# What the task requires
Extract the full set of records that follows, word for word.
* BEGIN *
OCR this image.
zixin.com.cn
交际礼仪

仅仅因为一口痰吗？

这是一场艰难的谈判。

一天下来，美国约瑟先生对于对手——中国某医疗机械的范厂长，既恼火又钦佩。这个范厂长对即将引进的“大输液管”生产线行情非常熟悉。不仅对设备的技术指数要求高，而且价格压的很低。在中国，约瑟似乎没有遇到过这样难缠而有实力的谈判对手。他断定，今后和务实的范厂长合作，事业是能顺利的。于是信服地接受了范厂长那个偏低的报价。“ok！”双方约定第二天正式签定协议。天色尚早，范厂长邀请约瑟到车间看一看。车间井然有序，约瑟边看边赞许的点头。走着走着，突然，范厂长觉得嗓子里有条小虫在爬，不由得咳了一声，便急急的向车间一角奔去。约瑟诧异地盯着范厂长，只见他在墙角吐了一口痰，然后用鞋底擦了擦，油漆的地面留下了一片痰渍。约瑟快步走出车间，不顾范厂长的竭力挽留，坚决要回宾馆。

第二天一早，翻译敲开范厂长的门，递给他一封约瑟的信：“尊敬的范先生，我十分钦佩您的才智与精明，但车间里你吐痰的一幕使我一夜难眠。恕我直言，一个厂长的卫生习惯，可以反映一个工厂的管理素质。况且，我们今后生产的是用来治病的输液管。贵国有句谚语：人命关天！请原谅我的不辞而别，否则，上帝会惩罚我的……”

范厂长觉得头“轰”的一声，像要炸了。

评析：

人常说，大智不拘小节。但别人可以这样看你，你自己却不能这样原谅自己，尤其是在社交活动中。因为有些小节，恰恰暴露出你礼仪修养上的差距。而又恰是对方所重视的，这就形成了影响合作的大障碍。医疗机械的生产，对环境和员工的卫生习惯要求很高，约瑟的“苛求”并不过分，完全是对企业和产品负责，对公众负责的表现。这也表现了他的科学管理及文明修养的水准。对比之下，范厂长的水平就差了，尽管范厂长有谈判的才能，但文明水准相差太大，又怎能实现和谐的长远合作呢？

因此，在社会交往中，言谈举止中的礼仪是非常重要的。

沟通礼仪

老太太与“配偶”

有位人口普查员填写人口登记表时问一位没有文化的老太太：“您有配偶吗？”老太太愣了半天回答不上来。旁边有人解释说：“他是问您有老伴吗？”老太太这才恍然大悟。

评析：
* END *
# Task response
OCR this image.
zixin.com.cn
交际礼仪

仅仅因为一口痰吗？

这是一场艰难的谈判。

一天下来，美国约瑟先生对于对手——中国某医疗机械的范厂长，既恼火又钦佩。这个范厂长对即将引进的“大输液管”生产线行情非常熟悉。不仅对设备的技术指数要求高，而且价格压的很低。在中国，约瑟似乎没有遇到过这样难缠而有实力的谈判对手。他断定，今后和务实的范厂长合作，事业是能顺利的。于是信服地接受了范厂长那个偏低的报价。“ok！”双方约定第二天正式签定协议。天色尚早，范厂长邀请约瑟到车间看一看。车间井然有序，约瑟边看边赞许的点头。走着走着，突然，范厂长觉得嗓子里有条小虫在爬，不由得咳了一声，便急急的向车间一角奔去。约瑟诧异地盯着范厂长，只见他在墙角吐了一口痰，然后用鞋底擦了擦，油漆的地面留下了一片痰渍。约瑟快步走出车间，不顾范厂长的竭力挽留，坚决要回宾馆。

第二天一早，翻译敲开范厂长的门，递给他一封约瑟的信：“尊敬的范先生，我十分钦佩您的才智与精明，但车间里你吐痰的一幕使我一夜难眠。恕我直言，一个厂长的卫生习惯，可以反映一个工厂的管理素质。况且，我们今后生产的是用来治病的输液管。贵国有句谚语：人命关天！请原谅我的不辞而别，否则，上帝会惩罚我的……”

范厂长觉得头“轰”的一声，像要炸了。

评析：

人常说，大智不拘小节。但别人可以这样看你，你自己却不能这样原谅自己，尤其是在社交活动中。因为有些小节，恰恰暴露出你礼仪修养上的差距。而又恰是对方所重视的，这就形成了影响合作的大障碍。医疗机械的生产，对环境和员工的卫生习惯要求很高，约瑟的“苛求”并不过分，完全是对企业和产品负责，对公众负责的表现。这也表现了他的科学管理及文明修养的水准。对比之下，范厂长的水平就差了，尽管范厂长有谈判的才能，但文明水准相差太大，又怎能实现和谐的长远合作呢？

因此，在社会交往中，言谈举止中的礼仪是非常重要的。

沟通礼仪

老太太与“配偶”

有位人口普查员填写人口登记表时问一位没有文化的老太太：“您有配偶吗？”老太太愣了半天回答不上来。旁边有人解释说：“他是问您有老伴吗？”老太太这才恍然大悟。

评析：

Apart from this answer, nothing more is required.